DATA ROWS>
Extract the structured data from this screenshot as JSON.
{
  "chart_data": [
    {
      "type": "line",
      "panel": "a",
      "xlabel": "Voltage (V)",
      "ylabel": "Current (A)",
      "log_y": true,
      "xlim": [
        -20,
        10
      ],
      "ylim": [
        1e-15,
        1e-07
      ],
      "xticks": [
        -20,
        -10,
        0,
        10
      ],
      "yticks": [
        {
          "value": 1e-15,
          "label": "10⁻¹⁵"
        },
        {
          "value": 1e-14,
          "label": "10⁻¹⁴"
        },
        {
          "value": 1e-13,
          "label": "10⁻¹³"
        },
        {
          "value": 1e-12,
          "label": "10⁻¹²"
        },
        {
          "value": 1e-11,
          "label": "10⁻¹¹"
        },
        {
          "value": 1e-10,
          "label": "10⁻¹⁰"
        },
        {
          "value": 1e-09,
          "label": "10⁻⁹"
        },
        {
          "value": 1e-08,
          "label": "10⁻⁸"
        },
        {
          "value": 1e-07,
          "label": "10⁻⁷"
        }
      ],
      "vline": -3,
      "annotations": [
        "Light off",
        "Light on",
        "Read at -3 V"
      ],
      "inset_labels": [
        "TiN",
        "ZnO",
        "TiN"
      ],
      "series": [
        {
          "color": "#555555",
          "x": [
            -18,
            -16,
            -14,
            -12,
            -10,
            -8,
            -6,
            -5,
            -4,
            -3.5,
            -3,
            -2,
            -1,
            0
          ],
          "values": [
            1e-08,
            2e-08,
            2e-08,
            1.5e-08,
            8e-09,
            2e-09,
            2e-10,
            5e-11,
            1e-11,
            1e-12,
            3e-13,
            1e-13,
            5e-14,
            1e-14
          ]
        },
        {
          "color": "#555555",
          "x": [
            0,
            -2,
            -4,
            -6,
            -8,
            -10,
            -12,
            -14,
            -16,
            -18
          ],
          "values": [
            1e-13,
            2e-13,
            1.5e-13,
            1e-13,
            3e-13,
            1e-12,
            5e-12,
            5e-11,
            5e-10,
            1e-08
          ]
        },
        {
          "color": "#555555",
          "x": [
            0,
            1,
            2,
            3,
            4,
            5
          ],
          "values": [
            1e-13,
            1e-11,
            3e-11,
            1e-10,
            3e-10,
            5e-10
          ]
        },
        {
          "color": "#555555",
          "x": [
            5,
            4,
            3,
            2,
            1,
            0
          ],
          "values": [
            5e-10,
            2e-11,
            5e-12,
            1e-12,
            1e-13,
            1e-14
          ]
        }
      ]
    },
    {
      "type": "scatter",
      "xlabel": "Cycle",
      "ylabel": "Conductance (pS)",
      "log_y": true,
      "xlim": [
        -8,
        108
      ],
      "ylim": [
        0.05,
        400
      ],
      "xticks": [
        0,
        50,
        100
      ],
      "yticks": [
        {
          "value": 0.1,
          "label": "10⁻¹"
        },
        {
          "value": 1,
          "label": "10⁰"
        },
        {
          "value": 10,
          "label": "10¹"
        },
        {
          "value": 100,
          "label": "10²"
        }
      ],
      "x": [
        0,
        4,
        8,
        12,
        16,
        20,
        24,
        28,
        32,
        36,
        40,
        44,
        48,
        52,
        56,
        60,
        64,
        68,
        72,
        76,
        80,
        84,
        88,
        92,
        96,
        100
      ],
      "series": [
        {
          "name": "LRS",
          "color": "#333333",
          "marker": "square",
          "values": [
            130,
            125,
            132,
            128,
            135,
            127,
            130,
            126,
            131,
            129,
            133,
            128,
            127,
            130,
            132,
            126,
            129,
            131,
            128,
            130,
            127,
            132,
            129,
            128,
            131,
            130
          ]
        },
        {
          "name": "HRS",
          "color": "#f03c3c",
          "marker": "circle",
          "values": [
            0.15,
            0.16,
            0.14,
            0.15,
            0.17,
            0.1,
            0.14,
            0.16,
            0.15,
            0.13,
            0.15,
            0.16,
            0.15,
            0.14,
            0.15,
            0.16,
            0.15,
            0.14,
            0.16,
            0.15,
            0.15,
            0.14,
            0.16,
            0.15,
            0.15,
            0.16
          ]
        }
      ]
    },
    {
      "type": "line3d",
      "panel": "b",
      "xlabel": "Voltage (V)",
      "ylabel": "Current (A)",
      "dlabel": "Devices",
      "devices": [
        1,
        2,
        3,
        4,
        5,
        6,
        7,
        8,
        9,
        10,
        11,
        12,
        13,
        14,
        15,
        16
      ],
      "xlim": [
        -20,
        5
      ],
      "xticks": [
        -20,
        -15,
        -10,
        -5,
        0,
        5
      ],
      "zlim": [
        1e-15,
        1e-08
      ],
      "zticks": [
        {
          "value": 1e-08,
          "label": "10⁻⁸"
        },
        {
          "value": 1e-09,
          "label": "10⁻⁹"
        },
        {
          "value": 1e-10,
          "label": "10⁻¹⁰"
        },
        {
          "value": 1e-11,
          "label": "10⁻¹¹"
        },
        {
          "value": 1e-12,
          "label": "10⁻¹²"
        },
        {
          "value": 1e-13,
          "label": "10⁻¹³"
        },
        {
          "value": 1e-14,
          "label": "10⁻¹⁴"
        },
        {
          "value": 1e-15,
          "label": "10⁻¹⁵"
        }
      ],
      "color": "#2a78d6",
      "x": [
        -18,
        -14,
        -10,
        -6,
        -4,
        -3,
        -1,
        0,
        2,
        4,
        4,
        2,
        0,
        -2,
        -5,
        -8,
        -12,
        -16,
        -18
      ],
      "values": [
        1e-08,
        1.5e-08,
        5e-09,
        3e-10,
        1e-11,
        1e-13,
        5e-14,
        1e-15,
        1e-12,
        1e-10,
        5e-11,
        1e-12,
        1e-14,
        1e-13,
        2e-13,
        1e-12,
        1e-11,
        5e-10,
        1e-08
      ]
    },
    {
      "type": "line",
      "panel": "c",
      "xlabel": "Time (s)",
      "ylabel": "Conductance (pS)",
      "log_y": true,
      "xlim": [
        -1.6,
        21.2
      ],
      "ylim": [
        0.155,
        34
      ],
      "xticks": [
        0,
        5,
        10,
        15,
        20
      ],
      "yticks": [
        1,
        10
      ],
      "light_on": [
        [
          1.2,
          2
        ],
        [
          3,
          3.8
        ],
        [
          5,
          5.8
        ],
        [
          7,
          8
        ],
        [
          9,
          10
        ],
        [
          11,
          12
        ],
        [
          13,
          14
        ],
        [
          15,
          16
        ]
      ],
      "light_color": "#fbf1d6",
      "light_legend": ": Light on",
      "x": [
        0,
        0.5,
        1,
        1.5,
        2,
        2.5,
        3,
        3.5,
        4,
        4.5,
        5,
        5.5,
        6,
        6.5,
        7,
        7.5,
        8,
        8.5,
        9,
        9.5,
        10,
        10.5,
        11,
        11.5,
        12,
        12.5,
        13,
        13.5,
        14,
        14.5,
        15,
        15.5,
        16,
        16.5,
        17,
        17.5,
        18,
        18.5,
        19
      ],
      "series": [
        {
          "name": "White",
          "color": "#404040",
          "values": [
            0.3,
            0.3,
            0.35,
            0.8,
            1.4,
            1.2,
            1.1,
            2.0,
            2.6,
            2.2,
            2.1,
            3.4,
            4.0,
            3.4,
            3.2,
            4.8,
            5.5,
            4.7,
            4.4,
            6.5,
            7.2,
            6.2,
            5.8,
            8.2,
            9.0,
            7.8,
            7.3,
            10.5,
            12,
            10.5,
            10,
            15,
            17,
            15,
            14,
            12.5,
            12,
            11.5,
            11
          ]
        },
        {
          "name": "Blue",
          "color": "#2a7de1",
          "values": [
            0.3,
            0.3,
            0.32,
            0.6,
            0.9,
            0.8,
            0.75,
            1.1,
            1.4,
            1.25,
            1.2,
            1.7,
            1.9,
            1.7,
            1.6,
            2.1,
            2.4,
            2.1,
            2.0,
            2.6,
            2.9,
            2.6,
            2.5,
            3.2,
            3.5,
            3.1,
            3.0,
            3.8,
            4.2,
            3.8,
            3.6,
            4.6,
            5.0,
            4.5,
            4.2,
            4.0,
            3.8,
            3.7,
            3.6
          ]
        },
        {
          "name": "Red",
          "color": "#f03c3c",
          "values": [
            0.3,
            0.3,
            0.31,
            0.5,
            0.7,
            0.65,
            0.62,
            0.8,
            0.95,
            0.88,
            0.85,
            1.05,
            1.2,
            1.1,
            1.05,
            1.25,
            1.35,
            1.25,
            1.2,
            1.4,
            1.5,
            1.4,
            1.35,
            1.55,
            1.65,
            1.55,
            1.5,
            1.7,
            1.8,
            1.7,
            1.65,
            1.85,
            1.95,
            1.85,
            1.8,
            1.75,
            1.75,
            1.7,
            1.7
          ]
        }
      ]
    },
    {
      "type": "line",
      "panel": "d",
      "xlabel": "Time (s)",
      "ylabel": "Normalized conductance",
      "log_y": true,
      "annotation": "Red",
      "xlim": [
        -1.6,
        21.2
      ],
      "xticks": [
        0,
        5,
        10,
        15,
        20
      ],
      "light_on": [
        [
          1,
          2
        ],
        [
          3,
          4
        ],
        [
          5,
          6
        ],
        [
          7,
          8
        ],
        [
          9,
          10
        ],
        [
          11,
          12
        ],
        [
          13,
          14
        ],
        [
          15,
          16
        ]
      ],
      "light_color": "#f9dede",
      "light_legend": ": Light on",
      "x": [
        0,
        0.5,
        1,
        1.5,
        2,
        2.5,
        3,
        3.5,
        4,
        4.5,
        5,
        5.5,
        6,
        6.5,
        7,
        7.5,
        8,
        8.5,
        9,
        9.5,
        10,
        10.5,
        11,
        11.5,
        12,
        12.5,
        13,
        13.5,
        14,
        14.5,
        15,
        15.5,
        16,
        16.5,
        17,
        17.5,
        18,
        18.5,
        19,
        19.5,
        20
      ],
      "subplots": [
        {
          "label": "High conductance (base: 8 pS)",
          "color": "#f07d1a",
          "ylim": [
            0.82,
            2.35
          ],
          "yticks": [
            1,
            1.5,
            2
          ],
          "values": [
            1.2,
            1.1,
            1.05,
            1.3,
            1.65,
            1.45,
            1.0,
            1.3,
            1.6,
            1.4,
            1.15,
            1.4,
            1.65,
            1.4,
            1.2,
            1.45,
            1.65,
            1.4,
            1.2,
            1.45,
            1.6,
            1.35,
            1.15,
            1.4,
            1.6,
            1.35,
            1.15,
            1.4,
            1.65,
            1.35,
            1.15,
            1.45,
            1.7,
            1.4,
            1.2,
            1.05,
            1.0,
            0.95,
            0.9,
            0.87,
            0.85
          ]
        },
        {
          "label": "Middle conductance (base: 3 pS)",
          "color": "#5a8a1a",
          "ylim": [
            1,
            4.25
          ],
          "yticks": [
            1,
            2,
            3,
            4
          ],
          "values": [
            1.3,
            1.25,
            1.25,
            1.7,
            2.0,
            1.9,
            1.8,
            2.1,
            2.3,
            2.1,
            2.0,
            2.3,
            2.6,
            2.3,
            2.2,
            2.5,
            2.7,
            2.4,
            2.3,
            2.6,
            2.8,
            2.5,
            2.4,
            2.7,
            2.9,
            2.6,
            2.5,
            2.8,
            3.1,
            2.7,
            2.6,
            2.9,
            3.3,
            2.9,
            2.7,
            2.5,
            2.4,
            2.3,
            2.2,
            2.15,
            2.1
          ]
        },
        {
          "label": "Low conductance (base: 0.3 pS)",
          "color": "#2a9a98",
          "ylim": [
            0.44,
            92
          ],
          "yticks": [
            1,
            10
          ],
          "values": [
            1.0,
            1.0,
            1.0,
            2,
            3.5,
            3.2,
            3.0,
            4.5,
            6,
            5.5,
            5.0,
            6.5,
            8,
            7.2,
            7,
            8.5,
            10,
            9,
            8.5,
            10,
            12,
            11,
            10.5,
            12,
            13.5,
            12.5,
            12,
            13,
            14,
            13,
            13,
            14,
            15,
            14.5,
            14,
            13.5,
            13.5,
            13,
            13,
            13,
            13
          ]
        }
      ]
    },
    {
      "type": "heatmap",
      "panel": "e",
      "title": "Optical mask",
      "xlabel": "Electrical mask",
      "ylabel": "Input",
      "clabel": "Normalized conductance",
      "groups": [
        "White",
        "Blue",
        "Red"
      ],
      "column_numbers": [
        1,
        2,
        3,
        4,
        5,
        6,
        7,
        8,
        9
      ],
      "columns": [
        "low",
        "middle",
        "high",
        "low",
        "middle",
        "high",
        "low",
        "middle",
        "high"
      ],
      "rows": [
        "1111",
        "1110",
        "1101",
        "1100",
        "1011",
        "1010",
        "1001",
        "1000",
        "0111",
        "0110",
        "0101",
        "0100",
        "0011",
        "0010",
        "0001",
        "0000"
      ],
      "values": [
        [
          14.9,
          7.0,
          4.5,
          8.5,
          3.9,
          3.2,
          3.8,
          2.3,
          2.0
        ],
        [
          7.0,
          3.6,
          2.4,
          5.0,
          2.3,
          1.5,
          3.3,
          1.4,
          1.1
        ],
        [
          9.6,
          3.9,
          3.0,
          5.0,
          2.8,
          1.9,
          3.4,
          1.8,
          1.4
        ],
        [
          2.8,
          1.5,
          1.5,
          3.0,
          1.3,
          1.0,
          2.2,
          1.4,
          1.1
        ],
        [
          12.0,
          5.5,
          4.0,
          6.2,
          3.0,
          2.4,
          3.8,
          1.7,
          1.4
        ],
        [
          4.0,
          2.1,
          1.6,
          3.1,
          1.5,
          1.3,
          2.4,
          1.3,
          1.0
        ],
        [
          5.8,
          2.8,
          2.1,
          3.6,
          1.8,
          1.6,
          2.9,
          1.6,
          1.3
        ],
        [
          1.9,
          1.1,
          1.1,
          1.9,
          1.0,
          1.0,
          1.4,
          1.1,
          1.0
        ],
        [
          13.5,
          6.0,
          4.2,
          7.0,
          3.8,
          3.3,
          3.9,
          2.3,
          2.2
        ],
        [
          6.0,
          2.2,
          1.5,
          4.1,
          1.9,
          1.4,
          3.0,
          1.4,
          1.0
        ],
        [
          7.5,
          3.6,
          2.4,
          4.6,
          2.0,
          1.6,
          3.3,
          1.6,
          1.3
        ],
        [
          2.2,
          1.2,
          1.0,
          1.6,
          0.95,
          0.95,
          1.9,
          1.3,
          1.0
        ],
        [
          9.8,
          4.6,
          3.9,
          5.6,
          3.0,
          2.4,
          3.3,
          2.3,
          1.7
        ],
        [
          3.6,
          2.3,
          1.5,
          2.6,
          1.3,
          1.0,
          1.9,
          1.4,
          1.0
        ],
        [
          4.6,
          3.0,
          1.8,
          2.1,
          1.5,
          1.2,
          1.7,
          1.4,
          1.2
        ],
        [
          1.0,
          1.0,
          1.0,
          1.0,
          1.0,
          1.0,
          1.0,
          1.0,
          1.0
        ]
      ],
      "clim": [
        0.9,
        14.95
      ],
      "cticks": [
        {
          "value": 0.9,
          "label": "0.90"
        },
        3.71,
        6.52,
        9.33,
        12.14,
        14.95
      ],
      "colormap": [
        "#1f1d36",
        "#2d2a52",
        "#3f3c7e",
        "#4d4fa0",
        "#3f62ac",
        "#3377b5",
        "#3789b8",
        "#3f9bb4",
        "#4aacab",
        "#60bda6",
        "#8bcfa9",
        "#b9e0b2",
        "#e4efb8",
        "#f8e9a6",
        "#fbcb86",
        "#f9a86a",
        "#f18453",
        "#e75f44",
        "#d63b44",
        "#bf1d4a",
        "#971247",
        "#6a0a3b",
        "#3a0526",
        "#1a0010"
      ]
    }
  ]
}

STATED TASK> Looking at the records above, work out how many lines include the word "name", then give that number by itself.

PROBLEM SOLUTION> 5